◆ **ROWS**:
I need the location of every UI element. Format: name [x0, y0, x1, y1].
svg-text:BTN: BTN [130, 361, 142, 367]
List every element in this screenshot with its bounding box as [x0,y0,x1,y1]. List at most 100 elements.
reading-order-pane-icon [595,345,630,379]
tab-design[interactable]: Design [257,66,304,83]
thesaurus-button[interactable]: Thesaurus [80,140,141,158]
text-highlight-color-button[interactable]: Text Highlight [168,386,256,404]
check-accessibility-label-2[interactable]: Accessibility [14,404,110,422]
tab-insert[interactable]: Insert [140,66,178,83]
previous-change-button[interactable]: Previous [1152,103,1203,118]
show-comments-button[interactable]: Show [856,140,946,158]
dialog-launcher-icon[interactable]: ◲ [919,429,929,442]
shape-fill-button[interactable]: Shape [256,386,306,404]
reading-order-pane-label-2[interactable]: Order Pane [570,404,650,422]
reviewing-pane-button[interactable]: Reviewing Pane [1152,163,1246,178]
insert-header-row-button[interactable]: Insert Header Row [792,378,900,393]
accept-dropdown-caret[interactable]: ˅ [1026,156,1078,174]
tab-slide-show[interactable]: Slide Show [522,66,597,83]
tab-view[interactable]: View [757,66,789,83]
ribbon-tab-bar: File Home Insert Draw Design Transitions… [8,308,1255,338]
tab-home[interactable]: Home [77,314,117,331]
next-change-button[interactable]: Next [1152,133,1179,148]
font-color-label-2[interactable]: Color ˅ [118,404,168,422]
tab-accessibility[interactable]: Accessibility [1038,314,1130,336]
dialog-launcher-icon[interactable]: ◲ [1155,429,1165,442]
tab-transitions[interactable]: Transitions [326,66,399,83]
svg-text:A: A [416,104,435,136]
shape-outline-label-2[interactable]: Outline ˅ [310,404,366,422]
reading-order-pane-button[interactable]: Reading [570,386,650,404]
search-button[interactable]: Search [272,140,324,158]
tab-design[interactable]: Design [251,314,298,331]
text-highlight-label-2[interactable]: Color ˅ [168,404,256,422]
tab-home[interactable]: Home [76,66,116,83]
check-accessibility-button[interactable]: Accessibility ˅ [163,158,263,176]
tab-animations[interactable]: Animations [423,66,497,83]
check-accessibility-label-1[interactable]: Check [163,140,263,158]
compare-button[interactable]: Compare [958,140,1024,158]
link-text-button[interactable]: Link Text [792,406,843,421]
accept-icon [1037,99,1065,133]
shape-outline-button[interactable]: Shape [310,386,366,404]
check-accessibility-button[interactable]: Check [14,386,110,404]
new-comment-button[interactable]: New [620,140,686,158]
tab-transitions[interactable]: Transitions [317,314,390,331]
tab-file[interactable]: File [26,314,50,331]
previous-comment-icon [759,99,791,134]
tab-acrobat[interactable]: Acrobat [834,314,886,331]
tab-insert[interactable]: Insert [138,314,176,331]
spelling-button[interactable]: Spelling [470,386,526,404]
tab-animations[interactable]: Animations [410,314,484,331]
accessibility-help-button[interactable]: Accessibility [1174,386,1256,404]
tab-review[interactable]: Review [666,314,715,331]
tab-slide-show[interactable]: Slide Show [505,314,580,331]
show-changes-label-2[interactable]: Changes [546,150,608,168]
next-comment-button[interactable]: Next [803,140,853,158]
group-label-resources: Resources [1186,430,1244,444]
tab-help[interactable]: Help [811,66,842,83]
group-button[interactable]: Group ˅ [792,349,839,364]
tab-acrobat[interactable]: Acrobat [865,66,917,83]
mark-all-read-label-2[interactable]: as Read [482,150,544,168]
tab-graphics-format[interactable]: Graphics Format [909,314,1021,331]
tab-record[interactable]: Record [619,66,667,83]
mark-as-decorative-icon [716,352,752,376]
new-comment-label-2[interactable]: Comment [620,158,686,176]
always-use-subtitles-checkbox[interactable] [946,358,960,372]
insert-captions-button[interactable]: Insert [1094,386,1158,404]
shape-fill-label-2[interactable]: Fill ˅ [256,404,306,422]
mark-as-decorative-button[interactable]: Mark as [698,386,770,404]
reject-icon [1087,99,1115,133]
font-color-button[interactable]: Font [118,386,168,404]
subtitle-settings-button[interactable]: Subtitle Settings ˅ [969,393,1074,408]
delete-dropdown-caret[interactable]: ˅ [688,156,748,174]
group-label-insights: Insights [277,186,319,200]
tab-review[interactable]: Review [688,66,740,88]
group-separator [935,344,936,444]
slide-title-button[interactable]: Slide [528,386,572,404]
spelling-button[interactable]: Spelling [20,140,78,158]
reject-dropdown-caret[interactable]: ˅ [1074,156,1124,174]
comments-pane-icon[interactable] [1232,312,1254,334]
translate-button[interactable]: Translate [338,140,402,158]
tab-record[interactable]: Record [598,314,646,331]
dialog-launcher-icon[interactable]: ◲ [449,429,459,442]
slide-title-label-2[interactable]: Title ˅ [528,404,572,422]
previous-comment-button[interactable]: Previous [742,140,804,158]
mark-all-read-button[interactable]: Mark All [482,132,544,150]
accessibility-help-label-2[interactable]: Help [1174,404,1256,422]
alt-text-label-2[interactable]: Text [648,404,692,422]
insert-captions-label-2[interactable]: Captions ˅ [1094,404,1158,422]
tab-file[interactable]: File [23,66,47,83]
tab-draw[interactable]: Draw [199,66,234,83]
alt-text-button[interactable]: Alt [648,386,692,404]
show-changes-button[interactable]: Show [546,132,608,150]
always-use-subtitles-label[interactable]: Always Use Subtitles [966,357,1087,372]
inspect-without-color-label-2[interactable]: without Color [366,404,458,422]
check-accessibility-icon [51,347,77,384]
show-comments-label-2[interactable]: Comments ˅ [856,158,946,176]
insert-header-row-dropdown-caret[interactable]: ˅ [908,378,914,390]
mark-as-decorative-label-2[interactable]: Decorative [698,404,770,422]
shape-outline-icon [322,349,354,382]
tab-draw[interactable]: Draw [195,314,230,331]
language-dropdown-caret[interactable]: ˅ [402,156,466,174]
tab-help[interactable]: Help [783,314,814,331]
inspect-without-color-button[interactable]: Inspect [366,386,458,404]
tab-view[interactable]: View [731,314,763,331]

◆ **THE REQUEST**:
Rewrite all of the records above, substituting "menu-caret" for "dropdown-caret" wherever it occurs and leaving everything else unchanged.

◆ **RESULT OF THE TASK**:
I need the location of every UI element. Format: name [x0, y0, x1, y1].
svg-text:BTN: BTN [130, 361, 142, 367]
List every element in this screenshot with its bounding box as [x0,y0,x1,y1]. List at most 100 elements.
reading-order-pane-icon [595,345,630,379]
tab-design[interactable]: Design [257,66,304,83]
thesaurus-button[interactable]: Thesaurus [80,140,141,158]
text-highlight-color-button[interactable]: Text Highlight [168,386,256,404]
check-accessibility-label-2[interactable]: Accessibility [14,404,110,422]
tab-insert[interactable]: Insert [140,66,178,83]
previous-change-button[interactable]: Previous [1152,103,1203,118]
show-comments-button[interactable]: Show [856,140,946,158]
dialog-launcher-icon[interactable]: ◲ [919,429,929,442]
shape-fill-button[interactable]: Shape [256,386,306,404]
reading-order-pane-label-2[interactable]: Order Pane [570,404,650,422]
reviewing-pane-button[interactable]: Reviewing Pane [1152,163,1246,178]
insert-header-row-button[interactable]: Insert Header Row [792,378,900,393]
accept-menu-caret[interactable]: ˅ [1026,156,1078,174]
tab-slide-show[interactable]: Slide Show [522,66,597,83]
tab-view[interactable]: View [757,66,789,83]
ribbon-tab-bar: File Home Insert Draw Design Transitions… [8,308,1255,338]
tab-home[interactable]: Home [77,314,117,331]
next-change-button[interactable]: Next [1152,133,1179,148]
font-color-label-2[interactable]: Color ˅ [118,404,168,422]
tab-accessibility[interactable]: Accessibility [1038,314,1130,336]
dialog-launcher-icon[interactable]: ◲ [1155,429,1165,442]
tab-transitions[interactable]: Transitions [326,66,399,83]
svg-text:A: A [416,104,435,136]
shape-outline-label-2[interactable]: Outline ˅ [310,404,366,422]
reading-order-pane-button[interactable]: Reading [570,386,650,404]
search-button[interactable]: Search [272,140,324,158]
tab-design[interactable]: Design [251,314,298,331]
text-highlight-label-2[interactable]: Color ˅ [168,404,256,422]
tab-home[interactable]: Home [76,66,116,83]
check-accessibility-button[interactable]: Accessibility ˅ [163,158,263,176]
tab-animations[interactable]: Animations [423,66,497,83]
check-accessibility-label-1[interactable]: Check [163,140,263,158]
compare-button[interactable]: Compare [958,140,1024,158]
link-text-button[interactable]: Link Text [792,406,843,421]
accept-icon [1037,99,1065,133]
shape-outline-button[interactable]: Shape [310,386,366,404]
check-accessibility-button[interactable]: Check [14,386,110,404]
new-comment-button[interactable]: New [620,140,686,158]
tab-transitions[interactable]: Transitions [317,314,390,331]
tab-file[interactable]: File [26,314,50,331]
previous-comment-icon [759,99,791,134]
tab-acrobat[interactable]: Acrobat [834,314,886,331]
tab-insert[interactable]: Insert [138,314,176,331]
spelling-button[interactable]: Spelling [470,386,526,404]
tab-animations[interactable]: Animations [410,314,484,331]
accessibility-help-button[interactable]: Accessibility [1174,386,1256,404]
tab-review[interactable]: Review [666,314,715,331]
tab-slide-show[interactable]: Slide Show [505,314,580,331]
show-changes-label-2[interactable]: Changes [546,150,608,168]
next-comment-button[interactable]: Next [803,140,853,158]
group-label-resources: Resources [1186,430,1244,444]
tab-help[interactable]: Help [811,66,842,83]
group-button[interactable]: Group ˅ [792,349,839,364]
tab-acrobat[interactable]: Acrobat [865,66,917,83]
mark-all-read-label-2[interactable]: as Read [482,150,544,168]
tab-graphics-format[interactable]: Graphics Format [909,314,1021,331]
tab-record[interactable]: Record [619,66,667,83]
mark-as-decorative-icon [716,352,752,376]
new-comment-label-2[interactable]: Comment [620,158,686,176]
always-use-subtitles-checkbox[interactable] [946,358,960,372]
insert-captions-button[interactable]: Insert [1094,386,1158,404]
shape-fill-label-2[interactable]: Fill ˅ [256,404,306,422]
mark-as-decorative-button[interactable]: Mark as [698,386,770,404]
reject-icon [1087,99,1115,133]
font-color-button[interactable]: Font [118,386,168,404]
subtitle-settings-button[interactable]: Subtitle Settings ˅ [969,393,1074,408]
delete-menu-caret[interactable]: ˅ [688,156,748,174]
group-label-insights: Insights [277,186,319,200]
tab-review[interactable]: Review [688,66,740,88]
group-separator [935,344,936,444]
slide-title-button[interactable]: Slide [528,386,572,404]
spelling-button[interactable]: Spelling [20,140,78,158]
reject-menu-caret[interactable]: ˅ [1074,156,1124,174]
comments-pane-icon[interactable] [1232,312,1254,334]
translate-button[interactable]: Translate [338,140,402,158]
tab-record[interactable]: Record [598,314,646,331]
dialog-launcher-icon[interactable]: ◲ [449,429,459,442]
slide-title-label-2[interactable]: Title ˅ [528,404,572,422]
previous-comment-button[interactable]: Previous [742,140,804,158]
mark-all-read-button[interactable]: Mark All [482,132,544,150]
accessibility-help-label-2[interactable]: Help [1174,404,1256,422]
alt-text-label-2[interactable]: Text [648,404,692,422]
insert-captions-label-2[interactable]: Captions ˅ [1094,404,1158,422]
tab-file[interactable]: File [23,66,47,83]
tab-draw[interactable]: Draw [199,66,234,83]
alt-text-button[interactable]: Alt [648,386,692,404]
show-changes-button[interactable]: Show [546,132,608,150]
always-use-subtitles-label[interactable]: Always Use Subtitles [966,357,1087,372]
inspect-without-color-label-2[interactable]: without Color [366,404,458,422]
check-accessibility-icon [51,347,77,384]
show-comments-label-2[interactable]: Comments ˅ [856,158,946,176]
insert-header-row-menu-caret[interactable]: ˅ [908,378,914,390]
mark-as-decorative-label-2[interactable]: Decorative [698,404,770,422]
shape-outline-icon [322,349,354,382]
tab-draw[interactable]: Draw [195,314,230,331]
language-menu-caret[interactable]: ˅ [402,156,466,174]
tab-help[interactable]: Help [783,314,814,331]
inspect-without-color-button[interactable]: Inspect [366,386,458,404]
tab-view[interactable]: View [731,314,763,331]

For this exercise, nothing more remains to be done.